— Start of Data lines —
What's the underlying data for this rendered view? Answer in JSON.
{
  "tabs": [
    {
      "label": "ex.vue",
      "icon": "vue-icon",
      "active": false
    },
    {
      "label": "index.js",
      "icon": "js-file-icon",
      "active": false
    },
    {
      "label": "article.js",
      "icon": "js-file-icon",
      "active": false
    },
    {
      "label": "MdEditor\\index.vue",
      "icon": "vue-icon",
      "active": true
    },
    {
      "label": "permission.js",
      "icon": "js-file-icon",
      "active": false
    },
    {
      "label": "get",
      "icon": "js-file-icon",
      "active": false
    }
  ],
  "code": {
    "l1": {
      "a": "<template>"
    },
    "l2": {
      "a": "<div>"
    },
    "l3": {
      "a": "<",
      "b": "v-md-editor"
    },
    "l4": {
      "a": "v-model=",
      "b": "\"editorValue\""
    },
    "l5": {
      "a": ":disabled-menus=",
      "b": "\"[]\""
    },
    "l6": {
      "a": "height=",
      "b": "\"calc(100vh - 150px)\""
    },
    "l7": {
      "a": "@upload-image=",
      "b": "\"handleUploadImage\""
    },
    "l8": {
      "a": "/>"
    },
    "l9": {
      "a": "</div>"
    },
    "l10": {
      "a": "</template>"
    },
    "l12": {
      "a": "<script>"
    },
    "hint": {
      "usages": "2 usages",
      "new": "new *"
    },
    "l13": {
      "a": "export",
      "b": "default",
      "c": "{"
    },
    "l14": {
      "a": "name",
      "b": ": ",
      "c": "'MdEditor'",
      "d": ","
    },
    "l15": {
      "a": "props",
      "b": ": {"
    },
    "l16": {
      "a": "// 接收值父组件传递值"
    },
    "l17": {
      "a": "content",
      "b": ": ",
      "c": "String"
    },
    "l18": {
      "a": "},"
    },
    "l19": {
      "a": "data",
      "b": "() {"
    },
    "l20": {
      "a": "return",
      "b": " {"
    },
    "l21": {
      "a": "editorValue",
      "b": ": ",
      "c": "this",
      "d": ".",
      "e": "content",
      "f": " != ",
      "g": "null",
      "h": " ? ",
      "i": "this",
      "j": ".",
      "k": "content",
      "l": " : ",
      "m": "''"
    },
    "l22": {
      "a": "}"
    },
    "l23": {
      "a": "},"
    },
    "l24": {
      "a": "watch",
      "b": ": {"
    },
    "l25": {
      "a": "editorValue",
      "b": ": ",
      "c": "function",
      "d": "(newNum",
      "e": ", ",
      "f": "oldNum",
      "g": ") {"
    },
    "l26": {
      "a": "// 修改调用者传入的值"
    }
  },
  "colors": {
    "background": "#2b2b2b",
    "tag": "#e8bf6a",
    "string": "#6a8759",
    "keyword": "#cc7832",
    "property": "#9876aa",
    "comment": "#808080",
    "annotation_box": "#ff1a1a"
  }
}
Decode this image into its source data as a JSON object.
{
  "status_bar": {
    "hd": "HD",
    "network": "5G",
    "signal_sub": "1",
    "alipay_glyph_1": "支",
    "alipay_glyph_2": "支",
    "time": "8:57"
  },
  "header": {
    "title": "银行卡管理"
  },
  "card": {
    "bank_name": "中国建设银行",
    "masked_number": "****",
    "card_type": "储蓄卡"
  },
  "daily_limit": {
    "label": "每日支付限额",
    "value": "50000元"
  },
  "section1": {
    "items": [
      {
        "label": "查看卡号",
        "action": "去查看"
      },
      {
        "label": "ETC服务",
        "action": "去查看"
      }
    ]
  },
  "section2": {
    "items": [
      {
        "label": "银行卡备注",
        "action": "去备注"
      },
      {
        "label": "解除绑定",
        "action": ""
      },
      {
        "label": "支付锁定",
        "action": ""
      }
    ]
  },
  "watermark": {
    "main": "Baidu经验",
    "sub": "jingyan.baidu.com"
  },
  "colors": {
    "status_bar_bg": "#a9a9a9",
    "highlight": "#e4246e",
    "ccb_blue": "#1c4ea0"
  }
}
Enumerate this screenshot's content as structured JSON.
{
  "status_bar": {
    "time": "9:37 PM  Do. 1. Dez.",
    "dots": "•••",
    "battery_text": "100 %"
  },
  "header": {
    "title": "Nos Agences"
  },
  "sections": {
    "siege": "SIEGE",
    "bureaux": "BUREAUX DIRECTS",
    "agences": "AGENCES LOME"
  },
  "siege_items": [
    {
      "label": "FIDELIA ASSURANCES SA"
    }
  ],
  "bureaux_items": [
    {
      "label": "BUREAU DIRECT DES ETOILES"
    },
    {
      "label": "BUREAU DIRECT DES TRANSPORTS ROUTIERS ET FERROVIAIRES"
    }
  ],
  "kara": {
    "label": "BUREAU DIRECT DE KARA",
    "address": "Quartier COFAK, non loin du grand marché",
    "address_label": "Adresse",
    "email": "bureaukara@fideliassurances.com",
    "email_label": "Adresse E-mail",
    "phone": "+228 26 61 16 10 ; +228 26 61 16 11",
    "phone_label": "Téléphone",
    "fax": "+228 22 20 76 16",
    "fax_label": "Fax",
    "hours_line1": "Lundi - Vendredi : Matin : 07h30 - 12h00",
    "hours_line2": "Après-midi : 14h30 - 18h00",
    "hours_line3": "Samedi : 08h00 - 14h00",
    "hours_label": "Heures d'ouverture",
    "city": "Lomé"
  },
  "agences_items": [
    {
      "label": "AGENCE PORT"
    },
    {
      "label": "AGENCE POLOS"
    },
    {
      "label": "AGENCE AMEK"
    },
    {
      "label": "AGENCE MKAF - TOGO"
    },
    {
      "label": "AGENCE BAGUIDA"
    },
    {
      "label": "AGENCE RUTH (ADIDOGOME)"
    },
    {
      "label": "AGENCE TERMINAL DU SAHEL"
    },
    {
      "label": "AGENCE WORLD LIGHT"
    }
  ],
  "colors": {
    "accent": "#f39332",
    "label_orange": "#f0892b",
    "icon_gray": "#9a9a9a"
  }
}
— End of Data lines —
Short exercise => Reproduce the full set of records precisely.

Written response =>
What's the underlying data for this rendered view? Answer in JSON.
{
  "tabs": [
    {
      "label": "ex.vue",
      "icon": "vue-icon",
      "active": false
    },
    {
      "label": "index.js",
      "icon": "js-file-icon",
      "active": false
    },
    {
      "label": "article.js",
      "icon": "js-file-icon",
      "active": false
    },
    {
      "label": "MdEditor\\index.vue",
      "icon": "vue-icon",
      "active": true
    },
    {
      "label": "permission.js",
      "icon": "js-file-icon",
      "active": false
    },
    {
      "label": "get",
      "icon": "js-file-icon",
      "active": false
    }
  ],
  "code": {
    "l1": {
      "a": "<template>"
    },
    "l2": {
      "a": "<div>"
    },
    "l3": {
      "a": "<",
      "b": "v-md-editor"
    },
    "l4": {
      "a": "v-model=",
      "b": "\"editorValue\""
    },
    "l5": {
      "a": ":disabled-menus=",
      "b": "\"[]\""
    },
    "l6": {
      "a": "height=",
      "b": "\"calc(100vh - 150px)\""
    },
    "l7": {
      "a": "@upload-image=",
      "b": "\"handleUploadImage\""
    },
    "l8": {
      "a": "/>"
    },
    "l9": {
      "a": "</div>"
    },
    "l10": {
      "a": "</template>"
    },
    "l12": {
      "a": "<script>"
    },
    "hint": {
      "usages": "2 usages",
      "new": "new *"
    },
    "l13": {
      "a": "export",
      "b": "default",
      "c": "{"
    },
    "l14": {
      "a": "name",
      "b": ": ",
      "c": "'MdEditor'",
      "d": ","
    },
    "l15": {
      "a": "props",
      "b": ": {"
    },
    "l16": {
      "a": "// 接收值父组件传递值"
    },
    "l17": {
      "a": "content",
      "b": ": ",
      "c": "String"
    },
    "l18": {
      "a": "},"
    },
    "l19": {
      "a": "data",
      "b": "() {"
    },
    "l20": {
      "a": "return",
      "b": " {"
    },
    "l21": {
      "a": "editorValue",
      "b": ": ",
      "c": "this",
      "d": ".",
      "e": "content",
      "f": " != ",
      "g": "null",
      "h": " ? ",
      "i": "this",
      "j": ".",
      "k": "content",
      "l": " : ",
      "m": "''"
    },
    "l22": {
      "a": "}"
    },
    "l23": {
      "a": "},"
    },
    "l24": {
      "a": "watch",
      "b": ": {"
    },
    "l25": {
      "a": "editorValue",
      "b": ": ",
      "c": "function",
      "d": "(newNum",
      "e": ", ",
      "f": "oldNum",
      "g": ") {"
    },
    "l26": {
      "a": "// 修改调用者传入的值"
    }
  },
  "colors": {
    "background": "#2b2b2b",
    "tag": "#e8bf6a",
    "string": "#6a8759",
    "keyword": "#cc7832",
    "property": "#9876aa",
    "comment": "#808080",
    "annotation_box": "#ff1a1a"
  }
}
Decode this image into its source data as a JSON object.
{
  "status_bar": {
    "hd": "HD",
    "network": "5G",
    "signal_sub": "1",
    "alipay_glyph_1": "支",
    "alipay_glyph_2": "支",
    "time": "8:57"
  },
  "header": {
    "title": "银行卡管理"
  },
  "card": {
    "bank_name": "中国建设银行",
    "masked_number": "****",
    "card_type": "储蓄卡"
  },
  "daily_limit": {
    "label": "每日支付限额",
    "value": "50000元"
  },
  "section1": {
    "items": [
      {
        "label": "查看卡号",
        "action": "去查看"
      },
      {
        "label": "ETC服务",
        "action": "去查看"
      }
    ]
  },
  "section2": {
    "items": [
      {
        "label": "银行卡备注",
        "action": "去备注"
      },
      {
        "label": "解除绑定",
        "action": ""
      },
      {
        "label": "支付锁定",
        "action": ""
      }
    ]
  },
  "watermark": {
    "main": "Baidu经验",
    "sub": "jingyan.baidu.com"
  },
  "colors": {
    "status_bar_bg": "#a9a9a9",
    "highlight": "#e4246e",
    "ccb_blue": "#1c4ea0"
  }
}
Enumerate this screenshot's content as structured JSON.
{
  "status_bar": {
    "time": "9:37 PM  Do. 1. Dez.",
    "dots": "•••",
    "battery_text": "100 %"
  },
  "header": {
    "title": "Nos Agences"
  },
  "sections": {
    "siege": "SIEGE",
    "bureaux": "BUREAUX DIRECTS",
    "agences": "AGENCES LOME"
  },
  "siege_items": [
    {
      "label": "FIDELIA ASSURANCES SA"
    }
  ],
  "bureaux_items": [
    {
      "label": "BUREAU DIRECT DES ETOILES"
    },
    {
      "label": "BUREAU DIRECT DES TRANSPORTS ROUTIERS ET FERROVIAIRES"
    }
  ],
  "kara": {
    "label": "BUREAU DIRECT DE KARA",
    "address": "Quartier COFAK, non loin du grand marché",
    "address_label": "Adresse",
    "email": "bureaukara@fideliassurances.com",
    "email_label": "Adresse E-mail",
    "phone": "+228 26 61 16 10 ; +228 26 61 16 11",
    "phone_label": "Téléphone",
    "fax": "+228 22 20 76 16",
    "fax_label": "Fax",
    "hours_line1": "Lundi - Vendredi : Matin : 07h30 - 12h00",
    "hours_line2": "Après-midi : 14h30 - 18h00",
    "hours_line3": "Samedi : 08h00 - 14h00",
    "hours_label": "Heures d'ouverture",
    "city": "Lomé"
  },
  "agences_items": [
    {
      "label": "AGENCE PORT"
    },
    {
      "label": "AGENCE POLOS"
    },
    {
      "label": "AGENCE AMEK"
    },
    {
      "label": "AGENCE MKAF - TOGO"
    },
    {
      "label": "AGENCE BAGUIDA"
    },
    {
      "label": "AGENCE RUTH (ADIDOGOME)"
    },
    {
      "label": "AGENCE TERMINAL DU SAHEL"
    },
    {
      "label": "AGENCE WORLD LIGHT"
    }
  ],
  "colors": {
    "accent": "#f39332",
    "label_orange": "#f0892b",
    "icon_gray": "#9a9a9a"
  }
}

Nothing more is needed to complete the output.